#### Passage provided

Yeah, if OP has moral issues with finance, they're certainly worth thinking over; from my perspective, I've never really understood the "finance is evil" position. Most finance jobs aren't making the world a better place, sure, but nor are they making it any worse; they're morally neutral, same as most tech jobs.

I have previously done (non-finance) work I disagreed with, and that really sucked, and I wouldn't want to go back. So if OP really doesn't want the work, it's their call. I do wonder if some of this isn't just nerves, though, or taking liberal platitudes a little too seriously.

Maybe as the OP, I can expand a bit more on my worldview concerning finance. I am not a "liberal" in the American sense nor anything to further left. Most of my understanding of the role of markets and finance in society comes from reading Polanyi, who doesn't take a very positive view on it but also has the common sense to credit these institutions with enormous amounts of economic development and peace between nations connected via international finance. But I also think that since 80s and especially since 2009 the finance class has evolved into some sort of grotesque aristocracy that warps most of real economy and state power into constantly feeding its members more resources while using those resources extremely anti-socially (i.e. conspicuous consumption and buying more influence).

I am not as naive as to literally reject the opportunity to become a minor member of a modern day aristocracy. That is why I applied and passed the gazillion difficult interview rounds after all. I still hope to be able to jump ship to a more product oriented company in the future if the tech sector manages to lift its nose and pay me a comparable salary

Ask yourself this, is some sort of abstract sense of "having done something" worth more than real bills in your bank account? Real bills that you can donate to charity, use to help your family, use to help your friends, use to buy your mom gifts? Use to buy your wife things?

Having been presented with similar decisions in life, my answer is, "it depends". I've made plenty of money without doing anything that I think is immoral and I intend to keep it that way. There are jobs that are easier and better paying that I've elected to pass on because I don't think I'd be happy feeling like my money was received by an extractive scam.

########

Your tasks.
- A) In the discussion about finance jobs, whose writing does the original poster say shaped most of their view of markets and finance?
- B) Say whether each statement agrees with the discussion about finance jobs, answering yes or no and quoting the words that decide it: (i) The first commenter calls most finance jobs morally neutral. (ii) The original poster calls themselves a liberal in the American sense. (iii) The original poster passed the interview rounds.
- C) Carry the discussion about finance jobs further, starting right after its last sentence.

#### Data extract

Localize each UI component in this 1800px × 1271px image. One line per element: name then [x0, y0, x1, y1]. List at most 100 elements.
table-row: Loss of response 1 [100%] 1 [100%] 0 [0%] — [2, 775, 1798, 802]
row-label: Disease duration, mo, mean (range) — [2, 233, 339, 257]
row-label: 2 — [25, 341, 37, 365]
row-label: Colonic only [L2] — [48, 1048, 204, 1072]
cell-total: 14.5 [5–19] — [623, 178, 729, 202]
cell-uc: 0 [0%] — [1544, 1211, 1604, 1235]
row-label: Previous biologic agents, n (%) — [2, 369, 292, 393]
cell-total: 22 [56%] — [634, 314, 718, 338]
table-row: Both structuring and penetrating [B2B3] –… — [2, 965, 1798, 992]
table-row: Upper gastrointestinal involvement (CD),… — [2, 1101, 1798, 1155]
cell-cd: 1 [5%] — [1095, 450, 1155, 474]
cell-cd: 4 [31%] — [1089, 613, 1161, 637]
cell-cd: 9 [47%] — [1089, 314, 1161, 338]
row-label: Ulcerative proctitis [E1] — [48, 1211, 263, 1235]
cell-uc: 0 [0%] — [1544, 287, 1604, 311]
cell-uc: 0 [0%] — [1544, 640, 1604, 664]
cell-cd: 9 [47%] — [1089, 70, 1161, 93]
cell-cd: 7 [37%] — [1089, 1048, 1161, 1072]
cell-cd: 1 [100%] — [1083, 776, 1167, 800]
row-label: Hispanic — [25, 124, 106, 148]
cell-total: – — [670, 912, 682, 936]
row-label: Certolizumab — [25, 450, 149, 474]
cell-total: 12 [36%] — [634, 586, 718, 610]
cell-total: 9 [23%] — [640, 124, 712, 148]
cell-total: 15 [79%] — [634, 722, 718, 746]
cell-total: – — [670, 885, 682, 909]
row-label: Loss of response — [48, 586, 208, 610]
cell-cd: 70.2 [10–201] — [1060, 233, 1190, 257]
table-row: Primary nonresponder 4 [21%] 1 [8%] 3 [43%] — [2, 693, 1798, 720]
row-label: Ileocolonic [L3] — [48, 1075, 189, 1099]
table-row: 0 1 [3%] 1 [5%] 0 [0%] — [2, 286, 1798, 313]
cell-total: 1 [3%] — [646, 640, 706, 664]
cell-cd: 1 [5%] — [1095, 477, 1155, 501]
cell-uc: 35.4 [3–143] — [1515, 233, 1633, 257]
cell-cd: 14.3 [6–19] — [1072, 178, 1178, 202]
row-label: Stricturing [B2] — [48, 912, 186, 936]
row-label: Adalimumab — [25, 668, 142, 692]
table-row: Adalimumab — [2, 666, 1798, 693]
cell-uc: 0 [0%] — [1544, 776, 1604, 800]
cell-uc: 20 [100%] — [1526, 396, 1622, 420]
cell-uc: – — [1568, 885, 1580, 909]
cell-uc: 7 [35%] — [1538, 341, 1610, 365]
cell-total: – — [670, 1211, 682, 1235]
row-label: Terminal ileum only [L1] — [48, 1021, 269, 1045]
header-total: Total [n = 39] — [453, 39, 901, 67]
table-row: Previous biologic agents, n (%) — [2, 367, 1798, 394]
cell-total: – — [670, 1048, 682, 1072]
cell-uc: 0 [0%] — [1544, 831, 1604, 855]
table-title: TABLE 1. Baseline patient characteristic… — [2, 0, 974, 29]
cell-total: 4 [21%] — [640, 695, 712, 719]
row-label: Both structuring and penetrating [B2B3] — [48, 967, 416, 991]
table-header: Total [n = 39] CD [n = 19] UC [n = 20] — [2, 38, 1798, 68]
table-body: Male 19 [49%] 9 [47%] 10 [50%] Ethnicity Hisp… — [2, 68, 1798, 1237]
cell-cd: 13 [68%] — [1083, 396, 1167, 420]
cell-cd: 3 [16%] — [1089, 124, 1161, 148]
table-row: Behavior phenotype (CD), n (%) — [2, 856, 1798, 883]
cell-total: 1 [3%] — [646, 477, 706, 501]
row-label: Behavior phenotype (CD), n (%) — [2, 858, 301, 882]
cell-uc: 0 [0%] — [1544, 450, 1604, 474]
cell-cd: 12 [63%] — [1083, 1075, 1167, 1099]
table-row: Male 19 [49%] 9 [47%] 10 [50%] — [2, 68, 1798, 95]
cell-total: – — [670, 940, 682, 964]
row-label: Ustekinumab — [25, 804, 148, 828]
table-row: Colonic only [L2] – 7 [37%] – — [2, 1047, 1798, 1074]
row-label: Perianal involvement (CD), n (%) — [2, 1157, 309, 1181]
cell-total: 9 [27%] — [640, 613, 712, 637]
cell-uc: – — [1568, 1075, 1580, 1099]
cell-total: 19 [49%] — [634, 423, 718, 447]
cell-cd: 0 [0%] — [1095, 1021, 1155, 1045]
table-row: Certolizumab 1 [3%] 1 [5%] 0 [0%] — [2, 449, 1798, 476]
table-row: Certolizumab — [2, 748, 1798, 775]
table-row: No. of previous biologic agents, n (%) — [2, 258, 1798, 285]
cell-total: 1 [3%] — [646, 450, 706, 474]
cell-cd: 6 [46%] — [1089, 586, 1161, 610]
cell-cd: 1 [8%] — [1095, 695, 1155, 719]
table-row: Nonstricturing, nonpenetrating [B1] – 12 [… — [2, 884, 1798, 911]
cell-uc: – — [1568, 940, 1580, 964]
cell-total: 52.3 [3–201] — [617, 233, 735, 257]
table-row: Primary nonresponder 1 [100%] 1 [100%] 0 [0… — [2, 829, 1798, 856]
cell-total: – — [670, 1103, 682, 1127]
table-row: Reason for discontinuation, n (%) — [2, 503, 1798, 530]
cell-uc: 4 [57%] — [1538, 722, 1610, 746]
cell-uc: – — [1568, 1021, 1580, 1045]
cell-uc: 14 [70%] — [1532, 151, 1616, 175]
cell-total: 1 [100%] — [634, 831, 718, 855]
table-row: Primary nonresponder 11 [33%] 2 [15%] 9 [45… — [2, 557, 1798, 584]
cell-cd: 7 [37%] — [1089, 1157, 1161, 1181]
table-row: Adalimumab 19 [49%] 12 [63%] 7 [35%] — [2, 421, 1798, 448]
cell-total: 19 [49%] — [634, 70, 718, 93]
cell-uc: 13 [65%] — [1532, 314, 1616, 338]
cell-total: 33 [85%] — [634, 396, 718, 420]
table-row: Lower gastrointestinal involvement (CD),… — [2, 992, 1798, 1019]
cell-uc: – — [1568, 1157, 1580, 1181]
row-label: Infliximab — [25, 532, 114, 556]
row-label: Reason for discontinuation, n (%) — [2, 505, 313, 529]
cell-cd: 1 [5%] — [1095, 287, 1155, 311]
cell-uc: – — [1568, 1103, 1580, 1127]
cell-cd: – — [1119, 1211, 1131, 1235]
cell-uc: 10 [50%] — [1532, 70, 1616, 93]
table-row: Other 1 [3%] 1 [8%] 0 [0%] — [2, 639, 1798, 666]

########

Responses to the exercise.
- A) Polanyi

- B)
(i) Yes: "they're morally neutral, same as most tech jobs."
(ii) No: "I am not a "liberal" in the American sense nor anything to further left."
(iii) Yes: "That is why I applied and passed the gazillion difficult interview rounds after all."

- C)
That is well and good, but I think it is extremely reckless and self-aggrandizing and myopic and a whole host of other bad things; to tell someone to prioritize their abstract notions of morality which might or might not be well-informed [1] over real money. Which has real potential to make the world better in the desired ways.

Doubling ones salary is no joke.

[1] https://www.themotte.org/post/426/smallscale-question-sunday-for-march-26/79754?context=8#context

If you were someone I knew and posed me this question in real life, my response would be "quit pussyfooting and double your salary before you get slapped, you moron".

That is pretty much what my friends are also telling me lol.

I love the Hajnalbrain cooperatebot expression. And being Turkish, when I read through the experiment I was initially just thinking along the lines of "yeah no if anyone punishes me I fuck them". So I guess not much use fighting my "nature"..

This depends strongly on who you are. I ‘sold out’ for a higher paying job and deeply regret it, caused me a ton of stress and health problems. I’m now taking much less pay for a position with more responsibility and work, but I’m easily 3x happier than I was.

As @Walterodim said above, it really depends on your circumstances and what you value. This could be a good moment to reflect on what you want to accomplish in your life.

Why do you regret it? Because it was stressful and health wrecking or because of something to do with the job content?

A bit of both, it was a service but not a good one. The stress was the bigger issue imo, had a lot of negative spillover into other parts of my life.